#### [Written exercise]
Find the lines with the string "this" and return them.

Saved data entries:
= = = =
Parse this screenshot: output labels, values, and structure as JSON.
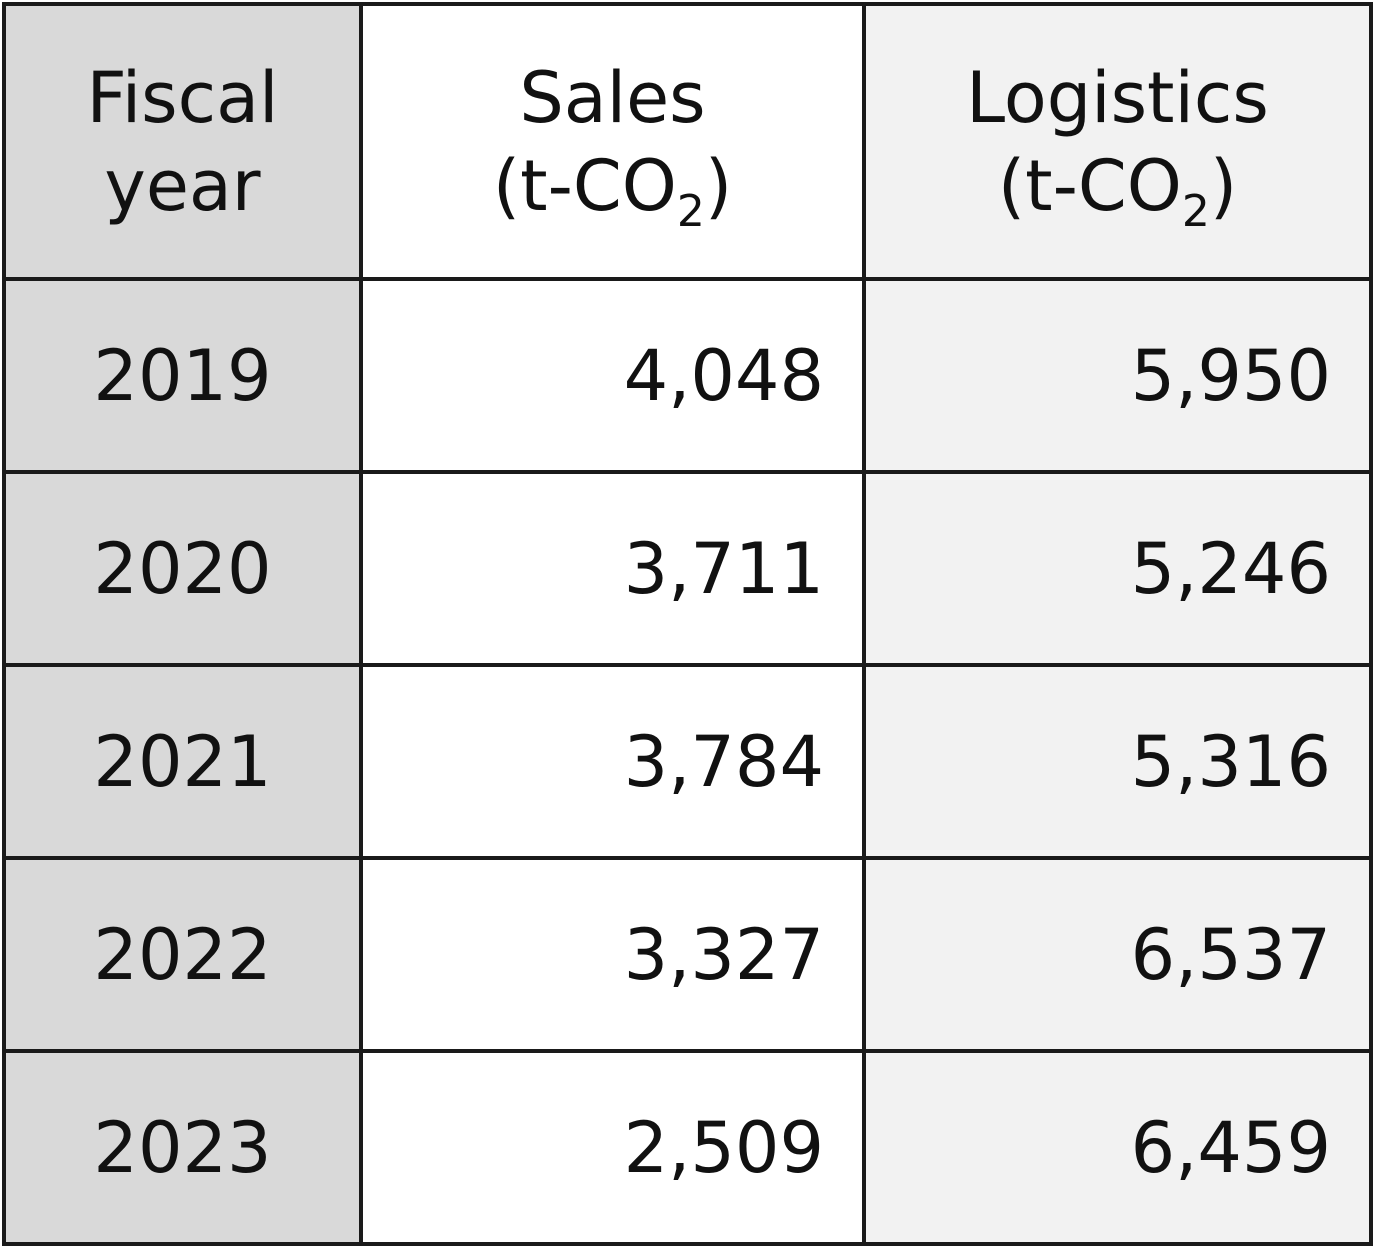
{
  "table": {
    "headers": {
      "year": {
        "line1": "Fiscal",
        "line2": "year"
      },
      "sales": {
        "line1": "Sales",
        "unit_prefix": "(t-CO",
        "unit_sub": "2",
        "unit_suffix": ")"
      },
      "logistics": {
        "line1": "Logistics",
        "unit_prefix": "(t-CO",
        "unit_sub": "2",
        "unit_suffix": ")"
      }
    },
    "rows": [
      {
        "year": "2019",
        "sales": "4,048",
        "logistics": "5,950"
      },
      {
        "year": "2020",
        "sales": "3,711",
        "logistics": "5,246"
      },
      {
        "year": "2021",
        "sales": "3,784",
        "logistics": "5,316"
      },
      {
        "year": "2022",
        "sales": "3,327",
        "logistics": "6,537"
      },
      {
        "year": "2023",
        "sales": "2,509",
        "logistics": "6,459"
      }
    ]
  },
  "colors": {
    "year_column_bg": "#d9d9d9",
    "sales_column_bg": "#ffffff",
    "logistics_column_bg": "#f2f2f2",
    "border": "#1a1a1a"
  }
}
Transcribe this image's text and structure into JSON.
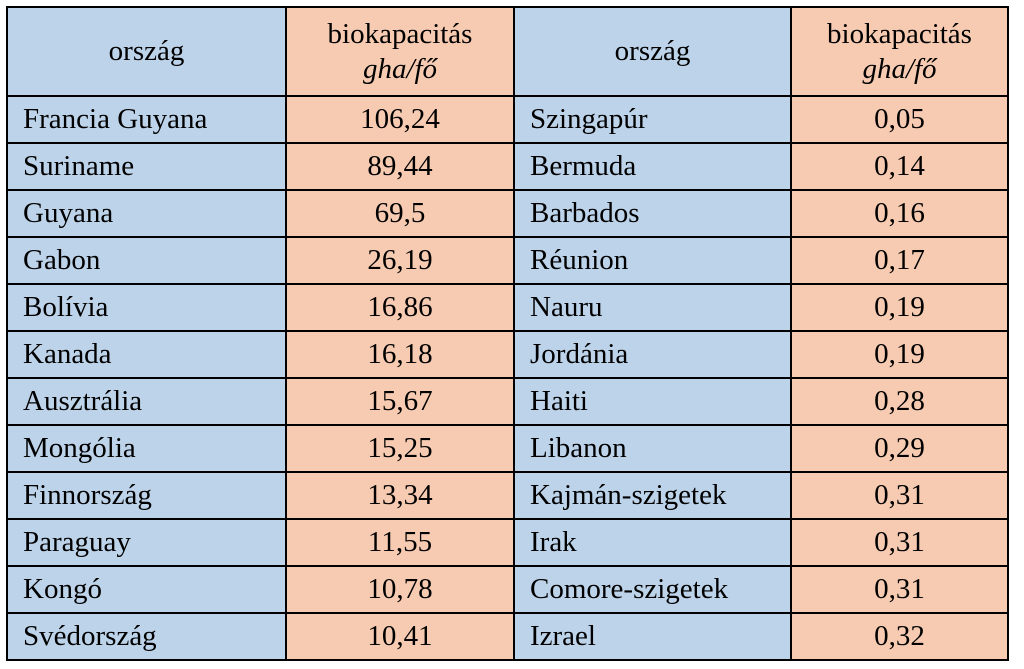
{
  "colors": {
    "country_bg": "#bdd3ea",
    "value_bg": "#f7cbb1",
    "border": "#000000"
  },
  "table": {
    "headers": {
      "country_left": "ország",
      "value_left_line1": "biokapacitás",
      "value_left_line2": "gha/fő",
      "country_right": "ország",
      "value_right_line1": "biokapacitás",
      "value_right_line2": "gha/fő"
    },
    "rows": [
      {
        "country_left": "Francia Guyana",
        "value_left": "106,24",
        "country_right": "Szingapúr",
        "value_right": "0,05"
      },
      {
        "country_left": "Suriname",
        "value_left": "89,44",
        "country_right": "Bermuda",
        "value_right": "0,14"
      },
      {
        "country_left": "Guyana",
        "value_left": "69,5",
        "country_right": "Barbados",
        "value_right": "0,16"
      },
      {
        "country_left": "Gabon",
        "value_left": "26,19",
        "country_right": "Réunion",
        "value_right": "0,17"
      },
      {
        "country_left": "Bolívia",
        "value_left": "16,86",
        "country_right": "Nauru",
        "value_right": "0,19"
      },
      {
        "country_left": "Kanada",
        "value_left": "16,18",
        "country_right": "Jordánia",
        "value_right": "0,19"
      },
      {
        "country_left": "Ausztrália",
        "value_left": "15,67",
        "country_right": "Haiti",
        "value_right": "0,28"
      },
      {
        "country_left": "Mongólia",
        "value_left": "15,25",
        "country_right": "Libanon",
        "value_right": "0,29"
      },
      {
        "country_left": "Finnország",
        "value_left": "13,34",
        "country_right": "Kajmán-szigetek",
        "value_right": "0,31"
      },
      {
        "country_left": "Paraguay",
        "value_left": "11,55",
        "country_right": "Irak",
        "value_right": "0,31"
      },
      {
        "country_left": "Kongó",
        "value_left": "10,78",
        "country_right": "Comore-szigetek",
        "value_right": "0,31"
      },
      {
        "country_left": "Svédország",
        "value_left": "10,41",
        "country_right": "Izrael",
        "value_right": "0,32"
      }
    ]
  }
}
= = = =
#### [Exercise response]
Parse this screenshot: output labels, values, and structure as JSON.
Transcribe this image's text and structure into JSON.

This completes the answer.